#### TASK BRIEF
Look through the records below and collect all lines that hold the string "Localización".

#### STORED DATA
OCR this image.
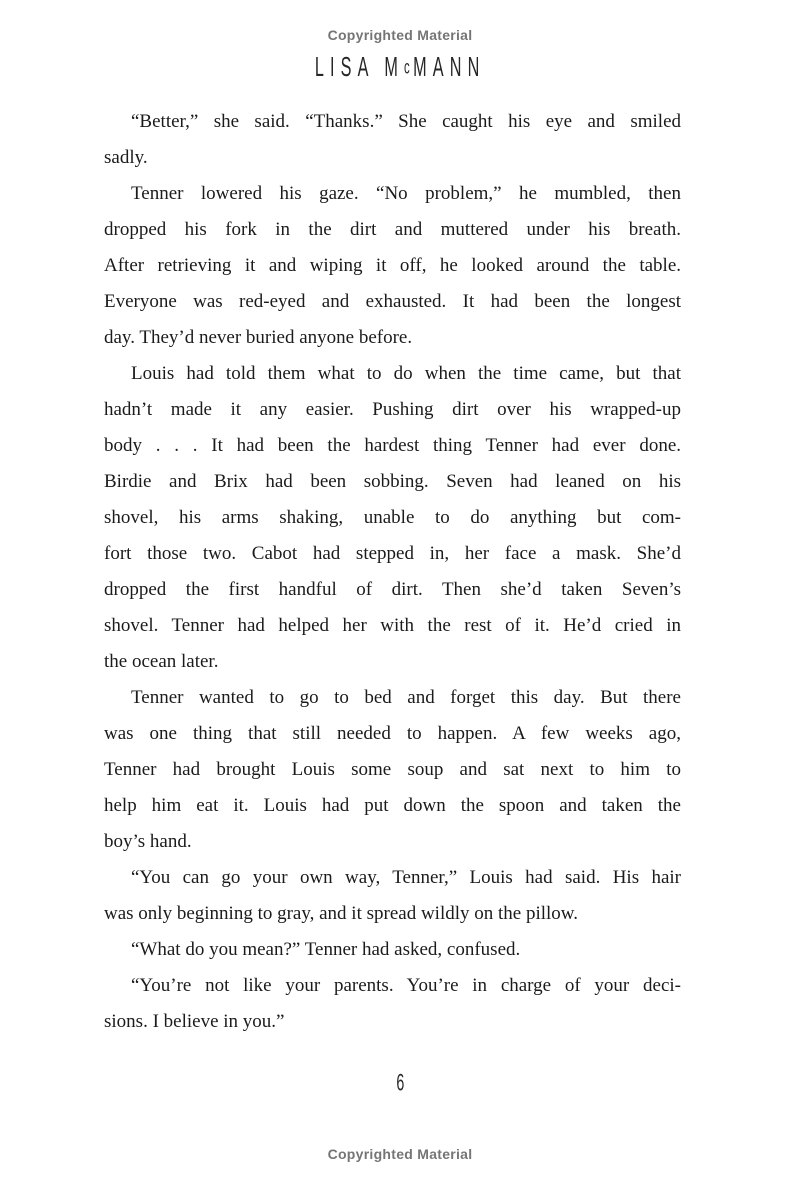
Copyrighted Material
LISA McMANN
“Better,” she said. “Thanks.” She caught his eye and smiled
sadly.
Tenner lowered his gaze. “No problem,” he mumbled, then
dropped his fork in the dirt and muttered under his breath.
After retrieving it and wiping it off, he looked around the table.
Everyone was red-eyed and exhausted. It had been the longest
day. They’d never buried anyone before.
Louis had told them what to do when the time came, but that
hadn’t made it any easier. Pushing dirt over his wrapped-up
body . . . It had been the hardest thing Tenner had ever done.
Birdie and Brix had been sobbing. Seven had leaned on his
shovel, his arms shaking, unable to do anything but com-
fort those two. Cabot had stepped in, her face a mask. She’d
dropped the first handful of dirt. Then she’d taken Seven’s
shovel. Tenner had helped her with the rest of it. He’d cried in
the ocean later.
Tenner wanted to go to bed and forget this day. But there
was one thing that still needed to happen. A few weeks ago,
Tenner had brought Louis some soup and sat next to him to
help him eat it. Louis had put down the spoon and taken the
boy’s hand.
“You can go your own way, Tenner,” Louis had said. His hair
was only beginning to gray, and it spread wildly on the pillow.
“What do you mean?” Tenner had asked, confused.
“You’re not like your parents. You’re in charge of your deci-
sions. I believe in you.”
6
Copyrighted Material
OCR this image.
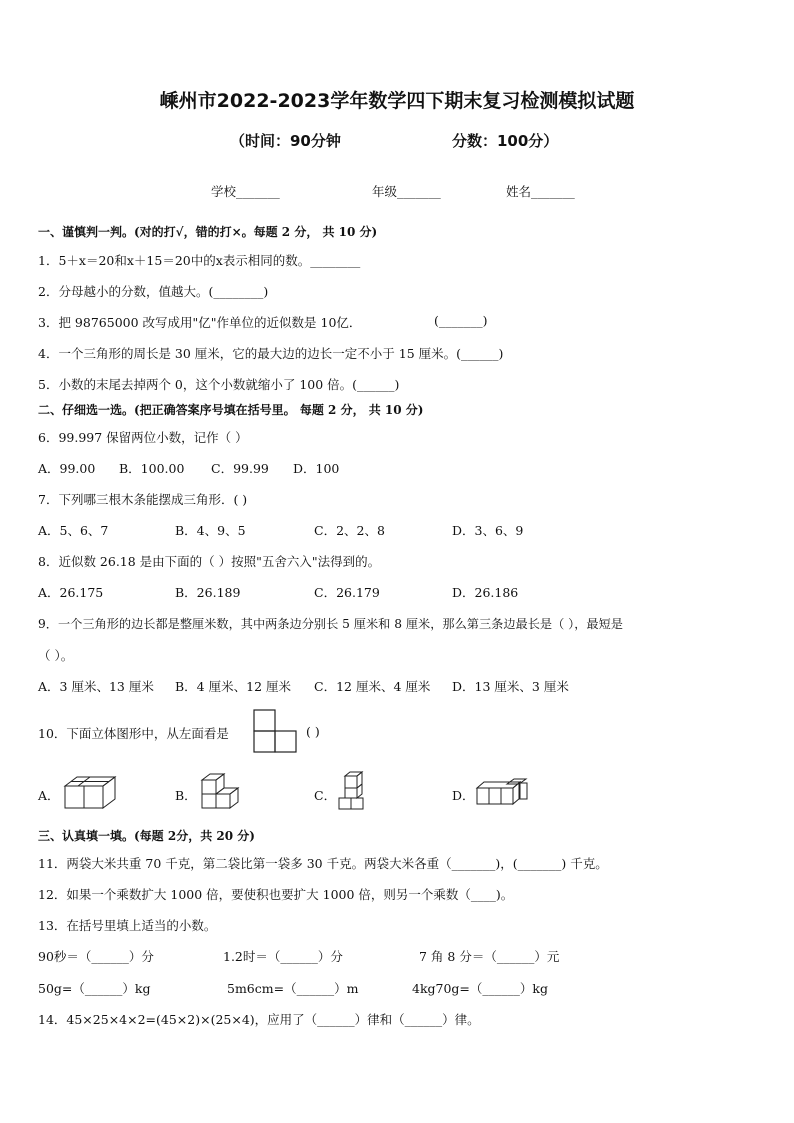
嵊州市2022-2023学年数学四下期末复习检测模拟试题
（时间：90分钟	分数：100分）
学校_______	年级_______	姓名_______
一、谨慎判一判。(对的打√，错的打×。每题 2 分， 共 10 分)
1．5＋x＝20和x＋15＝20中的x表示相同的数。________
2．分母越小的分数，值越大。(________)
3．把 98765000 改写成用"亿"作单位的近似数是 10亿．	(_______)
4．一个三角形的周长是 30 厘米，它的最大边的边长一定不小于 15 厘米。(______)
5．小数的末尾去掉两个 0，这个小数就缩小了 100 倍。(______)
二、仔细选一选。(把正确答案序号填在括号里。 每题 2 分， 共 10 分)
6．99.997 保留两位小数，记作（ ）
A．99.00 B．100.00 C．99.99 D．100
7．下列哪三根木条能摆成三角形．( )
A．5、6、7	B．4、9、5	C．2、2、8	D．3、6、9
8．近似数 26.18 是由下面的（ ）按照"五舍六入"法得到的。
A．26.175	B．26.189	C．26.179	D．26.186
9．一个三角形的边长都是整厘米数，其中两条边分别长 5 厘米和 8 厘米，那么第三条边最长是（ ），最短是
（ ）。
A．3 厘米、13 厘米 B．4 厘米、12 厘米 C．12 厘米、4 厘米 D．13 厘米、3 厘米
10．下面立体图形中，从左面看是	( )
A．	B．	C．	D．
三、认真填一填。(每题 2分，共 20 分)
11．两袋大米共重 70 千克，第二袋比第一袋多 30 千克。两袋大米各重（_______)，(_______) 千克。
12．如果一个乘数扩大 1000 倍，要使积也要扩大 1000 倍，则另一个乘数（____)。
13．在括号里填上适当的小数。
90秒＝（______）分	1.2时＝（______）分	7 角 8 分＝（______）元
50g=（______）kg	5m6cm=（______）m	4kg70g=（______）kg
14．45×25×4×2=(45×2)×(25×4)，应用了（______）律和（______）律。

---

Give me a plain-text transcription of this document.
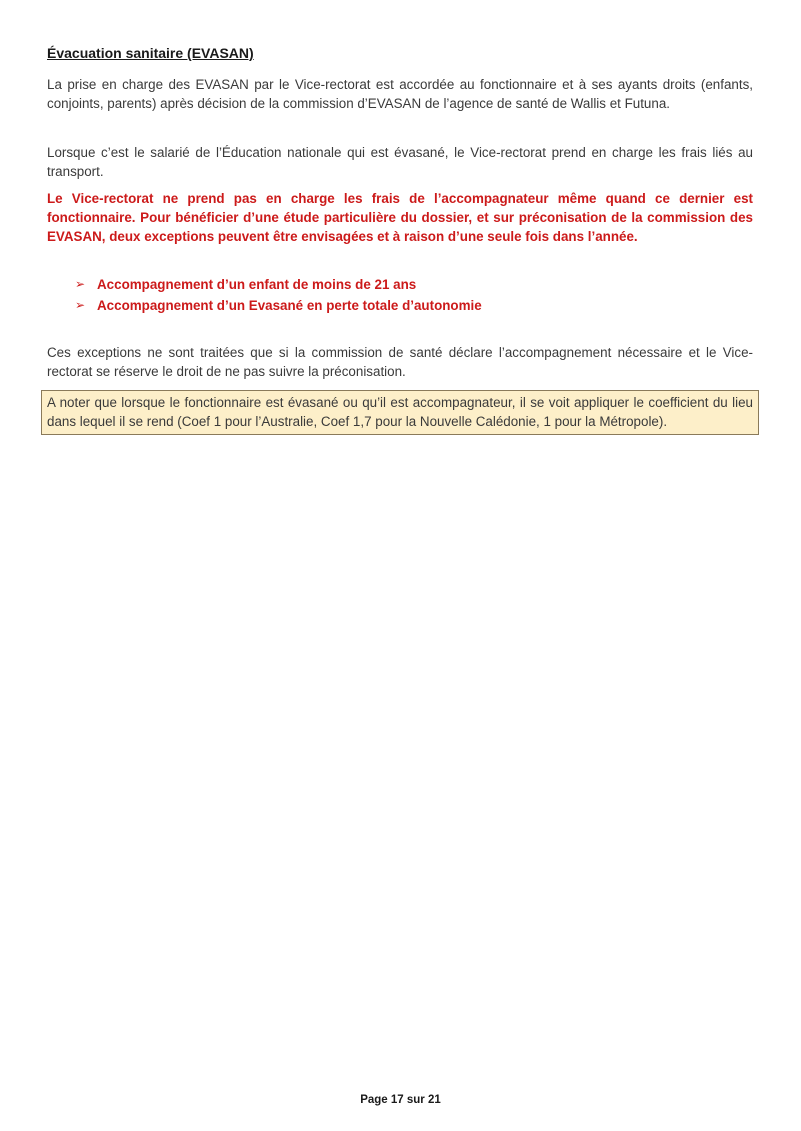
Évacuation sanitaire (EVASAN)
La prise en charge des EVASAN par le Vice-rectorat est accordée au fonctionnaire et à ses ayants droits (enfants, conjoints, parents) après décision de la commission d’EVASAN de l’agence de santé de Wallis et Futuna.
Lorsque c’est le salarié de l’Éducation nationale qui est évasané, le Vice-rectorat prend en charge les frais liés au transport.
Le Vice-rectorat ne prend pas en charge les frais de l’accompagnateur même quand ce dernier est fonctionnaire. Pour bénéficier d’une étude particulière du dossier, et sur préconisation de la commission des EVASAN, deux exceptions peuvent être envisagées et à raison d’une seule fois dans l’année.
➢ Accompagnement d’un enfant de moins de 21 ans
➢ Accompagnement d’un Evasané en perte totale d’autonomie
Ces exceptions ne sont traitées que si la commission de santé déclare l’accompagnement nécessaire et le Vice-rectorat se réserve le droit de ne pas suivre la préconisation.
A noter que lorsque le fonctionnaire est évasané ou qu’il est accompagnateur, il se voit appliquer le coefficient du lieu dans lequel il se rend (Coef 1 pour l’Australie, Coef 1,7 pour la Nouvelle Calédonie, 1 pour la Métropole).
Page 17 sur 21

* * *

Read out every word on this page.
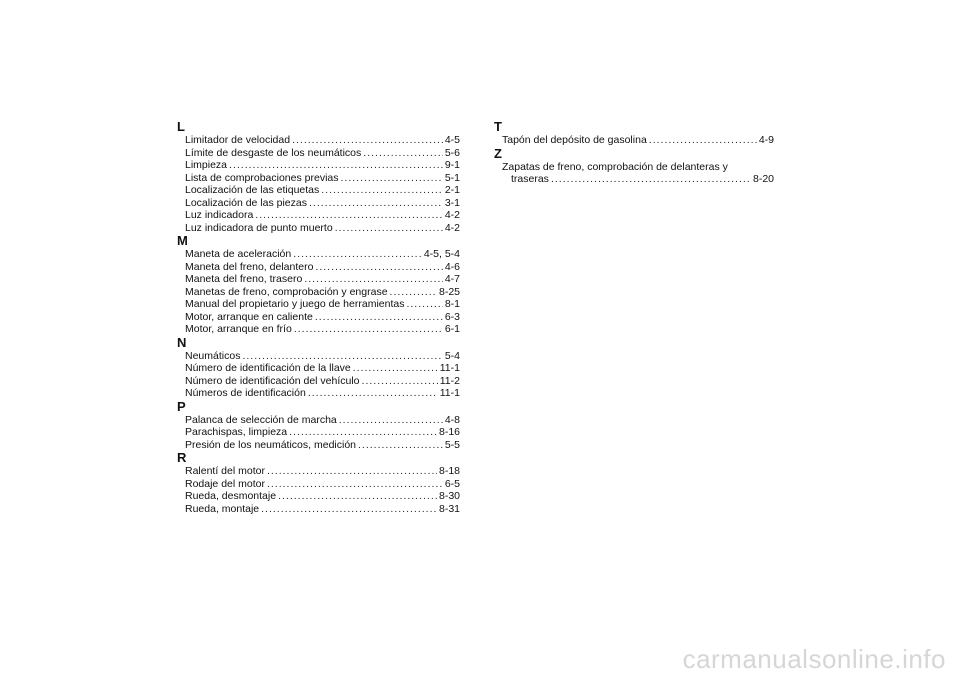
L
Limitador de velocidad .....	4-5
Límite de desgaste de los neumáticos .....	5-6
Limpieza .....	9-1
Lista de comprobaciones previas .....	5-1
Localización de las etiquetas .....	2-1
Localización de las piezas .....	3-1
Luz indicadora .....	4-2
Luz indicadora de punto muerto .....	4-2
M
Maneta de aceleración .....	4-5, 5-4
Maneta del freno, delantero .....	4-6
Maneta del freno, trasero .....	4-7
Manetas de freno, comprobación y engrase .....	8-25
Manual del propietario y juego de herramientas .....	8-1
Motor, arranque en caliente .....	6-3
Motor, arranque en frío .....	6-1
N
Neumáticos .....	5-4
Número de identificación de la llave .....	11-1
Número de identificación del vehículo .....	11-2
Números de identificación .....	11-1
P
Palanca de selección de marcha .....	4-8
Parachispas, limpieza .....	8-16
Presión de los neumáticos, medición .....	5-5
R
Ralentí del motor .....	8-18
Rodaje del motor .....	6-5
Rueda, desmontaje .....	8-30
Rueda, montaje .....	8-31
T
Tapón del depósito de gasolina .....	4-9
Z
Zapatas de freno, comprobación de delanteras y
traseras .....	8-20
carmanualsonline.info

#### SOLUTION TO THIS TASK
Localización de las etiquetas .....	2-1
Localización de las piezas .....	3-1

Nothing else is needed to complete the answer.